◆ **TASK**:
Repeat each entry in full, exactly.

◆ **MATERIAL TO PROCESS**:

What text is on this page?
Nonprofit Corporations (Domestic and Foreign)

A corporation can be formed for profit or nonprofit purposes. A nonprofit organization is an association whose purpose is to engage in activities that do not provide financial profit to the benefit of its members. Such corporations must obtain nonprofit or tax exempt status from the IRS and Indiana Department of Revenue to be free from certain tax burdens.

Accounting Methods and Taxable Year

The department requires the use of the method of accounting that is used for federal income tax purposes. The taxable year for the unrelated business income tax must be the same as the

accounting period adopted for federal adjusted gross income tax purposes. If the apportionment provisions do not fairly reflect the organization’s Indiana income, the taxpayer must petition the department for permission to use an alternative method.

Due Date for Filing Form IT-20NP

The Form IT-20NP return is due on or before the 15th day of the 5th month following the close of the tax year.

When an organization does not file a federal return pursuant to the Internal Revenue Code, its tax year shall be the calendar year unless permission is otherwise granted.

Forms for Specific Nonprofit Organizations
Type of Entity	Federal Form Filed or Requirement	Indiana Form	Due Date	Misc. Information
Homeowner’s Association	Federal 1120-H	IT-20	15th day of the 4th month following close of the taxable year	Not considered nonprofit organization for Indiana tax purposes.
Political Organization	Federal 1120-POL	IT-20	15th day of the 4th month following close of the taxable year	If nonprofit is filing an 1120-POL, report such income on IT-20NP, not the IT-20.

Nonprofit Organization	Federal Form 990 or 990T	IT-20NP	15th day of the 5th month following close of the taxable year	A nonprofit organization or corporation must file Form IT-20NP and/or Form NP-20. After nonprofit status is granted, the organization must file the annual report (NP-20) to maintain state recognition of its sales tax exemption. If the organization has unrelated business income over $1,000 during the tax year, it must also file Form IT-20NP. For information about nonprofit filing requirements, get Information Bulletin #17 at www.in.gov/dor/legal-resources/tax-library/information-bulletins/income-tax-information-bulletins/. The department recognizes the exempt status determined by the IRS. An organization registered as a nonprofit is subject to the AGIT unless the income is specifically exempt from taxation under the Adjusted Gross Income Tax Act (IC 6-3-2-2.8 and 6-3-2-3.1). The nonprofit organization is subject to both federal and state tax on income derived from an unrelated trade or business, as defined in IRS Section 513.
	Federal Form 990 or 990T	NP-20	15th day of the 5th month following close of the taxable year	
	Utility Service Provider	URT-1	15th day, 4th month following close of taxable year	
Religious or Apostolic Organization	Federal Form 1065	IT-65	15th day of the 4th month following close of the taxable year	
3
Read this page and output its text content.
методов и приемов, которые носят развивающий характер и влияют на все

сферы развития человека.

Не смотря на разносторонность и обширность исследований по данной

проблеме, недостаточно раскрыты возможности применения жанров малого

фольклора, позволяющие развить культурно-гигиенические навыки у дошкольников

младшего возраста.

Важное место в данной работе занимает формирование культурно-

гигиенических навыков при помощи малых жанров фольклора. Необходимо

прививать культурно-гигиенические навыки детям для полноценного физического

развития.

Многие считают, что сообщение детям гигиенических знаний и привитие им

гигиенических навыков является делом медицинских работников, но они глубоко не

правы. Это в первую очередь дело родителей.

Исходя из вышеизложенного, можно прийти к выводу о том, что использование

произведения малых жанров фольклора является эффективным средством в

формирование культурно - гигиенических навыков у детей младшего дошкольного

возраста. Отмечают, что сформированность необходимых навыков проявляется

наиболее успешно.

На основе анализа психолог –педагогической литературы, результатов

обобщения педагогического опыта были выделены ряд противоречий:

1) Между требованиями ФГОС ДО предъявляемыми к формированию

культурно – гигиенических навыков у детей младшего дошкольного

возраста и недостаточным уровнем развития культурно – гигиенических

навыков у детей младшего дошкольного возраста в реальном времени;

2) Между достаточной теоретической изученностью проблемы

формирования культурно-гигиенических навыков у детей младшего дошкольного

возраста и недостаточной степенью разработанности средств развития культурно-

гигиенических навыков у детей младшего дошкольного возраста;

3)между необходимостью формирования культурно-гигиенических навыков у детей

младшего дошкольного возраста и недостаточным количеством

◆ **RESULT**:
What text is on this page?
Nonprofit Corporations (Domestic and Foreign)

A corporation can be formed for profit or nonprofit purposes. A nonprofit organization is an association whose purpose is to engage in activities that do not provide financial profit to the benefit of its members. Such corporations must obtain nonprofit or tax exempt status from the IRS and Indiana Department of Revenue to be free from certain tax burdens.

Accounting Methods and Taxable Year

The department requires the use of the method of accounting that is used for federal income tax purposes. The taxable year for the unrelated business income tax must be the same as the

accounting period adopted for federal adjusted gross income tax purposes. If the apportionment provisions do not fairly reflect the organization’s Indiana income, the taxpayer must petition the department for permission to use an alternative method.

Due Date for Filing Form IT-20NP

The Form IT-20NP return is due on or before the 15th day of the 5th month following the close of the tax year.

When an organization does not file a federal return pursuant to the Internal Revenue Code, its tax year shall be the calendar year unless permission is otherwise granted.

Forms for Specific Nonprofit Organizations
Type of Entity	Federal Form Filed or Requirement	Indiana Form	Due Date	Misc. Information
Homeowner’s Association	Federal 1120-H	IT-20	15th day of the 4th month following close of the taxable year	Not considered nonprofit organization for Indiana tax purposes.
Political Organization	Federal 1120-POL	IT-20	15th day of the 4th month following close of the taxable year	If nonprofit is filing an 1120-POL, report such income on IT-20NP, not the IT-20.

Nonprofit Organization	Federal Form 990 or 990T	IT-20NP	15th day of the 5th month following close of the taxable year	A nonprofit organization or corporation must file Form IT-20NP and/or Form NP-20. After nonprofit status is granted, the organization must file the annual report (NP-20) to maintain state recognition of its sales tax exemption. If the organization has unrelated business income over $1,000 during the tax year, it must also file Form IT-20NP. For information about nonprofit filing requirements, get Information Bulletin #17 at www.in.gov/dor/legal-resources/tax-library/information-bulletins/income-tax-information-bulletins/. The department recognizes the exempt status determined by the IRS. An organization registered as a nonprofit is subject to the AGIT unless the income is specifically exempt from taxation under the Adjusted Gross Income Tax Act (IC 6-3-2-2.8 and 6-3-2-3.1). The nonprofit organization is subject to both federal and state tax on income derived from an unrelated trade or business, as defined in IRS Section 513.
	Federal Form 990 or 990T	NP-20	15th day of the 5th month following close of the taxable year	
	Utility Service Provider	URT-1	15th day, 4th month following close of taxable year	
Religious or Apostolic Organization	Federal Form 1065	IT-65	15th day of the 4th month following close of the taxable year	
3
Read this page and output its text content.
методов и приемов, которые носят развивающий характер и влияют на все

сферы развития человека.

Не смотря на разносторонность и обширность исследований по данной

проблеме, недостаточно раскрыты возможности применения жанров малого

фольклора, позволяющие развить культурно-гигиенические навыки у дошкольников

младшего возраста.

Важное место в данной работе занимает формирование культурно-

гигиенических навыков при помощи малых жанров фольклора. Необходимо

прививать культурно-гигиенические навыки детям для полноценного физического

развития.

Многие считают, что сообщение детям гигиенических знаний и привитие им

гигиенических навыков является делом медицинских работников, но они глубоко не

правы. Это в первую очередь дело родителей.

Исходя из вышеизложенного, можно прийти к выводу о том, что использование

произведения малых жанров фольклора является эффективным средством в

формирование культурно - гигиенических навыков у детей младшего дошкольного

возраста. Отмечают, что сформированность необходимых навыков проявляется

наиболее успешно.

На основе анализа психолог –педагогической литературы, результатов

обобщения педагогического опыта были выделены ряд противоречий:

1) Между требованиями ФГОС ДО предъявляемыми к формированию

культурно – гигиенических навыков у детей младшего дошкольного

возраста и недостаточным уровнем развития культурно – гигиенических

навыков у детей младшего дошкольного возраста в реальном времени;

2) Между достаточной теоретической изученностью проблемы

формирования культурно-гигиенических навыков у детей младшего дошкольного

возраста и недостаточной степенью разработанности средств развития культурно-

гигиенических навыков у детей младшего дошкольного возраста;

3)между необходимостью формирования культурно-гигиенических навыков у детей

младшего дошкольного возраста и недостаточным количеством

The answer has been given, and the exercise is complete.